* [WORK TO COMPLETE]: Restate, word for word, every line of the data.

* [INFORMATION SUPPLIED]:
◆ ◆ ◆ ◆

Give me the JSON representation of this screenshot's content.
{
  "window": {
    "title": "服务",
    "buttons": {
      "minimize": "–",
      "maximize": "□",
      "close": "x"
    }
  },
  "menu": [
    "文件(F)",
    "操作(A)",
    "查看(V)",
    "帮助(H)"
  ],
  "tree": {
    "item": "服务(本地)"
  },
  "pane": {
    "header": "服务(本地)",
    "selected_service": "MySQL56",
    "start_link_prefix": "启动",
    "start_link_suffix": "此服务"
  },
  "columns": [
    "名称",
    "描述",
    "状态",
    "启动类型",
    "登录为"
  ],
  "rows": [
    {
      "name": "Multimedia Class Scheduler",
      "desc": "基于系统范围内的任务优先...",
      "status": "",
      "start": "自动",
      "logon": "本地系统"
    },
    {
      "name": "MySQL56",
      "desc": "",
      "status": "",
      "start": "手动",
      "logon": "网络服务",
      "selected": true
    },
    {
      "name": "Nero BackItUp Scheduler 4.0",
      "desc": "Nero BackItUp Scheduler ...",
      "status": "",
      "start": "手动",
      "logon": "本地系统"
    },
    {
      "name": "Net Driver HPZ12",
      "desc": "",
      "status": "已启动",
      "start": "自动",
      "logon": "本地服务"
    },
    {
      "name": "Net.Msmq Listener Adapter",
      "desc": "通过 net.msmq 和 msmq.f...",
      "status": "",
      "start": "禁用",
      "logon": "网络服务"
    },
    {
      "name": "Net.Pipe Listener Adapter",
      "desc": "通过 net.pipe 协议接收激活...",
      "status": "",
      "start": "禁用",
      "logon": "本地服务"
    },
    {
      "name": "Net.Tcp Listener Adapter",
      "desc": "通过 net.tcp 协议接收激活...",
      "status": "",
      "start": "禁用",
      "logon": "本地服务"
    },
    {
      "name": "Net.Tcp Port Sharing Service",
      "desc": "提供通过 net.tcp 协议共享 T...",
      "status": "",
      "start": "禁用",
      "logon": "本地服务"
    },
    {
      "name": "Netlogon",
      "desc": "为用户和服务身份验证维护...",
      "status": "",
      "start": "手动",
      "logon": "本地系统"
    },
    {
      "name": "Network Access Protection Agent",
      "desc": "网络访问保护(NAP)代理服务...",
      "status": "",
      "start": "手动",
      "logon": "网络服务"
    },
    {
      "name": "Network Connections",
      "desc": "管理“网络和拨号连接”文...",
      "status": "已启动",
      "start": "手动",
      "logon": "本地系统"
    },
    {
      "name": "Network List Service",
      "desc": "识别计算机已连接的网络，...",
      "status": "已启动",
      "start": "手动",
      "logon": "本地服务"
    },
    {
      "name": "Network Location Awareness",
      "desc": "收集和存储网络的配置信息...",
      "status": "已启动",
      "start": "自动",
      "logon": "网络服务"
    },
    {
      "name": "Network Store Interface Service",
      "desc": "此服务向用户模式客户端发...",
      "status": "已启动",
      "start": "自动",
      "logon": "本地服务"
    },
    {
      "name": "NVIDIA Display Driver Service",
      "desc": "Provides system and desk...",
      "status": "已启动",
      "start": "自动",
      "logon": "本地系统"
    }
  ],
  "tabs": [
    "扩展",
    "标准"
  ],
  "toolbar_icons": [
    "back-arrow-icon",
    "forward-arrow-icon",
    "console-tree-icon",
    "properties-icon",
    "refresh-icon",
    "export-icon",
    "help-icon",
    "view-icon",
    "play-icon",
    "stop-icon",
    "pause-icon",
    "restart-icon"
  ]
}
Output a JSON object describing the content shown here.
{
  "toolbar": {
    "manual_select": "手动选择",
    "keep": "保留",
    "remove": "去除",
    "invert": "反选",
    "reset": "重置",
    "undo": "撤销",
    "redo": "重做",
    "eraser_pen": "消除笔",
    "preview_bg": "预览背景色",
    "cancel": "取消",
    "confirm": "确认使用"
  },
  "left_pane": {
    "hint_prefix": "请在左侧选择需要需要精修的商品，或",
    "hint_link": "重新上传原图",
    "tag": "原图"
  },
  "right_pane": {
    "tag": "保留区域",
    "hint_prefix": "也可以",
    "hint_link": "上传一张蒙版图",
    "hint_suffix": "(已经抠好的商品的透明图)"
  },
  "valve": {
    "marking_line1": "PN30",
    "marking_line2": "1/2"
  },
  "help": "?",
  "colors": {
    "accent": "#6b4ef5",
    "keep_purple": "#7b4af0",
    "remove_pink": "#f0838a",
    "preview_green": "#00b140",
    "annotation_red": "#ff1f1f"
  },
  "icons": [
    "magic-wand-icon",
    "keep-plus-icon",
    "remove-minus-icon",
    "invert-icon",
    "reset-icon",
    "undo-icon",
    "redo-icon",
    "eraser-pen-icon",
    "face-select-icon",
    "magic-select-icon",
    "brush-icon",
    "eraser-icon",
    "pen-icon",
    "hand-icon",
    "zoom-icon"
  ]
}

◆ ◆ ◆ ◆

* [WORKED ANSWER]:
Give me the JSON representation of this screenshot's content.
{
  "window": {
    "title": "服务",
    "buttons": {
      "minimize": "–",
      "maximize": "□",
      "close": "x"
    }
  },
  "menu": [
    "文件(F)",
    "操作(A)",
    "查看(V)",
    "帮助(H)"
  ],
  "tree": {
    "item": "服务(本地)"
  },
  "pane": {
    "header": "服务(本地)",
    "selected_service": "MySQL56",
    "start_link_prefix": "启动",
    "start_link_suffix": "此服务"
  },
  "columns": [
    "名称",
    "描述",
    "状态",
    "启动类型",
    "登录为"
  ],
  "rows": [
    {
      "name": "Multimedia Class Scheduler",
      "desc": "基于系统范围内的任务优先...",
      "status": "",
      "start": "自动",
      "logon": "本地系统"
    },
    {
      "name": "MySQL56",
      "desc": "",
      "status": "",
      "start": "手动",
      "logon": "网络服务",
      "selected": true
    },
    {
      "name": "Nero BackItUp Scheduler 4.0",
      "desc": "Nero BackItUp Scheduler ...",
      "status": "",
      "start": "手动",
      "logon": "本地系统"
    },
    {
      "name": "Net Driver HPZ12",
      "desc": "",
      "status": "已启动",
      "start": "自动",
      "logon": "本地服务"
    },
    {
      "name": "Net.Msmq Listener Adapter",
      "desc": "通过 net.msmq 和 msmq.f...",
      "status": "",
      "start": "禁用",
      "logon": "网络服务"
    },
    {
      "name": "Net.Pipe Listener Adapter",
      "desc": "通过 net.pipe 协议接收激活...",
      "status": "",
      "start": "禁用",
      "logon": "本地服务"
    },
    {
      "name": "Net.Tcp Listener Adapter",
      "desc": "通过 net.tcp 协议接收激活...",
      "status": "",
      "start": "禁用",
      "logon": "本地服务"
    },
    {
      "name": "Net.Tcp Port Sharing Service",
      "desc": "提供通过 net.tcp 协议共享 T...",
      "status": "",
      "start": "禁用",
      "logon": "本地服务"
    },
    {
      "name": "Netlogon",
      "desc": "为用户和服务身份验证维护...",
      "status": "",
      "start": "手动",
      "logon": "本地系统"
    },
    {
      "name": "Network Access Protection Agent",
      "desc": "网络访问保护(NAP)代理服务...",
      "status": "",
      "start": "手动",
      "logon": "网络服务"
    },
    {
      "name": "Network Connections",
      "desc": "管理“网络和拨号连接”文...",
      "status": "已启动",
      "start": "手动",
      "logon": "本地系统"
    },
    {
      "name": "Network List Service",
      "desc": "识别计算机已连接的网络，...",
      "status": "已启动",
      "start": "手动",
      "logon": "本地服务"
    },
    {
      "name": "Network Location Awareness",
      "desc": "收集和存储网络的配置信息...",
      "status": "已启动",
      "start": "自动",
      "logon": "网络服务"
    },
    {
      "name": "Network Store Interface Service",
      "desc": "此服务向用户模式客户端发...",
      "status": "已启动",
      "start": "自动",
      "logon": "本地服务"
    },
    {
      "name": "NVIDIA Display Driver Service",
      "desc": "Provides system and desk...",
      "status": "已启动",
      "start": "自动",
      "logon": "本地系统"
    }
  ],
  "tabs": [
    "扩展",
    "标准"
  ],
  "toolbar_icons": [
    "back-arrow-icon",
    "forward-arrow-icon",
    "console-tree-icon",
    "properties-icon",
    "refresh-icon",
    "export-icon",
    "help-icon",
    "view-icon",
    "play-icon",
    "stop-icon",
    "pause-icon",
    "restart-icon"
  ]
}
Output a JSON object describing the content shown here.
{
  "toolbar": {
    "manual_select": "手动选择",
    "keep": "保留",
    "remove": "去除",
    "invert": "反选",
    "reset": "重置",
    "undo": "撤销",
    "redo": "重做",
    "eraser_pen": "消除笔",
    "preview_bg": "预览背景色",
    "cancel": "取消",
    "confirm": "确认使用"
  },
  "left_pane": {
    "hint_prefix": "请在左侧选择需要需要精修的商品，或",
    "hint_link": "重新上传原图",
    "tag": "原图"
  },
  "right_pane": {
    "tag": "保留区域",
    "hint_prefix": "也可以",
    "hint_link": "上传一张蒙版图",
    "hint_suffix": "(已经抠好的商品的透明图)"
  },
  "valve": {
    "marking_line1": "PN30",
    "marking_line2": "1/2"
  },
  "help": "?",
  "colors": {
    "accent": "#6b4ef5",
    "keep_purple": "#7b4af0",
    "remove_pink": "#f0838a",
    "preview_green": "#00b140",
    "annotation_red": "#ff1f1f"
  },
  "icons": [
    "magic-wand-icon",
    "keep-plus-icon",
    "remove-minus-icon",
    "invert-icon",
    "reset-icon",
    "undo-icon",
    "redo-icon",
    "eraser-pen-icon",
    "face-select-icon",
    "magic-select-icon",
    "brush-icon",
    "eraser-icon",
    "pen-icon",
    "hand-icon",
    "zoom-icon"
  ]
}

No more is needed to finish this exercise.